* EXERCISE DESCRIPTION
Return the part of these records that opens with the line containing "Patent image size: (1046, 767)." and closes with the line containing "The wall 160 is at (657, 593).", repeating those lines exactly.

* Saved entries
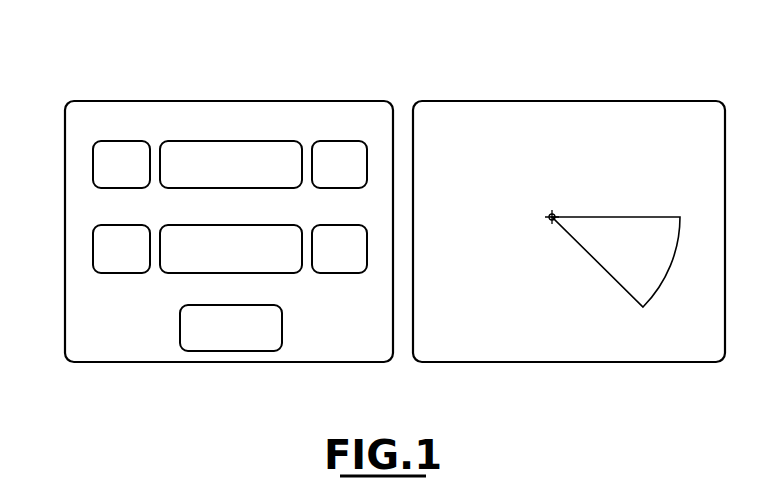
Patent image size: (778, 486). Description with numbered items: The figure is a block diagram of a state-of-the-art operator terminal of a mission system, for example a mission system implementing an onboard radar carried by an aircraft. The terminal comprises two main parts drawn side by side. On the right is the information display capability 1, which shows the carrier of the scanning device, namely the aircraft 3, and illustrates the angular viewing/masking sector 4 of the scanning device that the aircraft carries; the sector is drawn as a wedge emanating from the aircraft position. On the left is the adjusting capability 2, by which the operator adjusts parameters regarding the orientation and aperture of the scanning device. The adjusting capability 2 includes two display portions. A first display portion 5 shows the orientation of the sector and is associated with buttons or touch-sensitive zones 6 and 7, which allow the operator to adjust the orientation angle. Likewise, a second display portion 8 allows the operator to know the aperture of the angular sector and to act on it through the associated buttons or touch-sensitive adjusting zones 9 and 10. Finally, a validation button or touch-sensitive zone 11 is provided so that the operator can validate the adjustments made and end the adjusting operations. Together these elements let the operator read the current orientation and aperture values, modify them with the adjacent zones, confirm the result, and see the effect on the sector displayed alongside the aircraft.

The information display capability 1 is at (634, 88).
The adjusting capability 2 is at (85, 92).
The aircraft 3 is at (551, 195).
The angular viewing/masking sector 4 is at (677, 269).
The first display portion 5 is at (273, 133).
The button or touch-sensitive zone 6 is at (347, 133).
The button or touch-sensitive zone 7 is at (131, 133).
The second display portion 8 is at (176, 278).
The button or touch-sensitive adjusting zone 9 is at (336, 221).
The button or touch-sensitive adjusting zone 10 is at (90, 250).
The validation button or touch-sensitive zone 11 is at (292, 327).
...
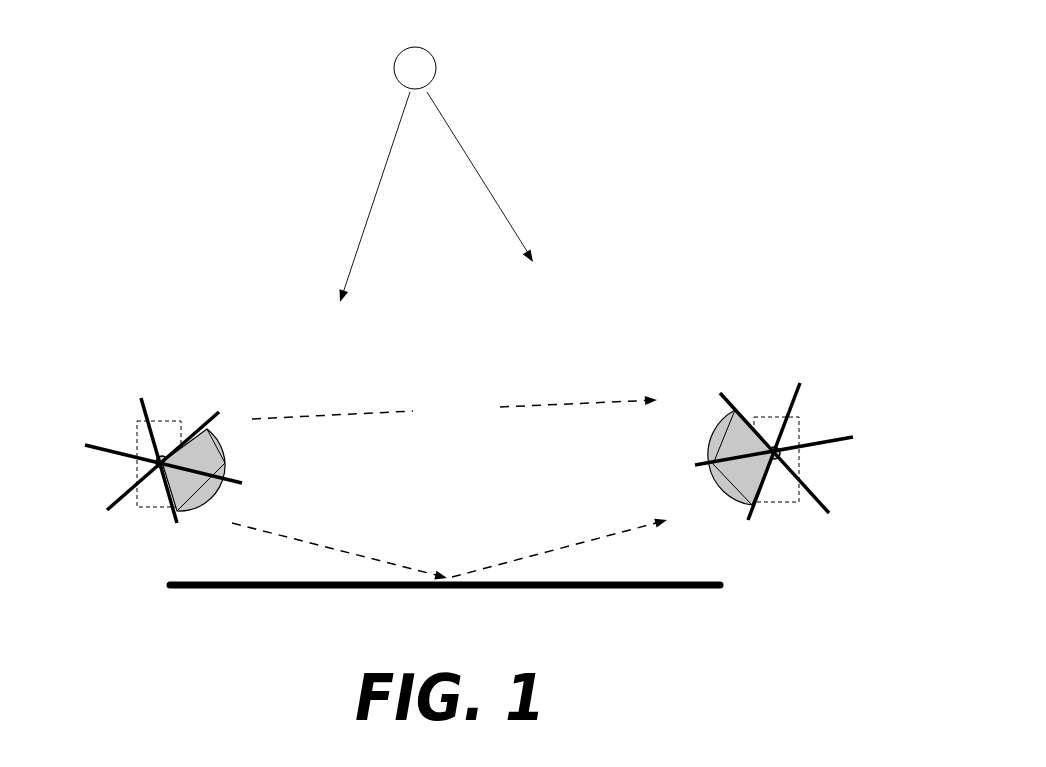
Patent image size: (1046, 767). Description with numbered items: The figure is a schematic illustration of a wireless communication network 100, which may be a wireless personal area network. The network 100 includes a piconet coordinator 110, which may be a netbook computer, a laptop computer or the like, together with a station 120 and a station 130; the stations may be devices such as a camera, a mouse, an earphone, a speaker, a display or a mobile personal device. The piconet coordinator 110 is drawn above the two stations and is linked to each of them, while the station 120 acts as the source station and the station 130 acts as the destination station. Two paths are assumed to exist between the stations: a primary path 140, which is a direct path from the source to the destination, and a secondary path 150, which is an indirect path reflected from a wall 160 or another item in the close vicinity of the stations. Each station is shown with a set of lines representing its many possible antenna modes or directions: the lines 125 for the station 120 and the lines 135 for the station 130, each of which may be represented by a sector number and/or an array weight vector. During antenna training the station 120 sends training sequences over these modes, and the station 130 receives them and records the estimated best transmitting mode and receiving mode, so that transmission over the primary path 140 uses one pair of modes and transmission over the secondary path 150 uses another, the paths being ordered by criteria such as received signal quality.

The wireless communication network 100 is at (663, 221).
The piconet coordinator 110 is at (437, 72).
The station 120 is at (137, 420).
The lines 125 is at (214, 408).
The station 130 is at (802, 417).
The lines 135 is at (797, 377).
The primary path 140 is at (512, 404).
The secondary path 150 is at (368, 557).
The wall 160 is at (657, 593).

* EXERCISE ANSWER
Patent image size: (1046, 767). Description with numbered items: The figure is a schematic illustration of a wireless communication network 100, which may be a wireless personal area network. The network 100 includes a piconet coordinator 110, which may be a netbook computer, a laptop computer or the like, together with a station 120 and a station 130; the stations may be devices such as a camera, a mouse, an earphone, a speaker, a display or a mobile personal device. The piconet coordinator 110 is drawn above the two stations and is linked to each of them, while the station 120 acts as the source station and the station 130 acts as the destination station. Two paths are assumed to exist between the stations: a primary path 140, which is a direct path from the source to the destination, and a secondary path 150, which is an indirect path reflected from a wall 160 or another item in the close vicinity of the stations. Each station is shown with a set of lines representing its many possible antenna modes or directions: the lines 125 for the station 120 and the lines 135 for the station 130, each of which may be represented by a sector number and/or an array weight vector. During antenna training the station 120 sends training sequences over these modes, and the station 130 receives them and records the estimated best transmitting mode and receiving mode, so that transmission over the primary path 140 uses one pair of modes and transmission over the secondary path 150 uses another, the paths being ordered by criteria such as received signal quality.

The wireless communication network 100 is at (663, 221).
The piconet coordinator 110 is at (437, 72).
The station 120 is at (137, 420).
The lines 125 is at (214, 408).
The station 130 is at (802, 417).
The lines 135 is at (797, 377).
The primary path 140 is at (512, 404).
The secondary path 150 is at (368, 557).
The wall 160 is at (657, 593).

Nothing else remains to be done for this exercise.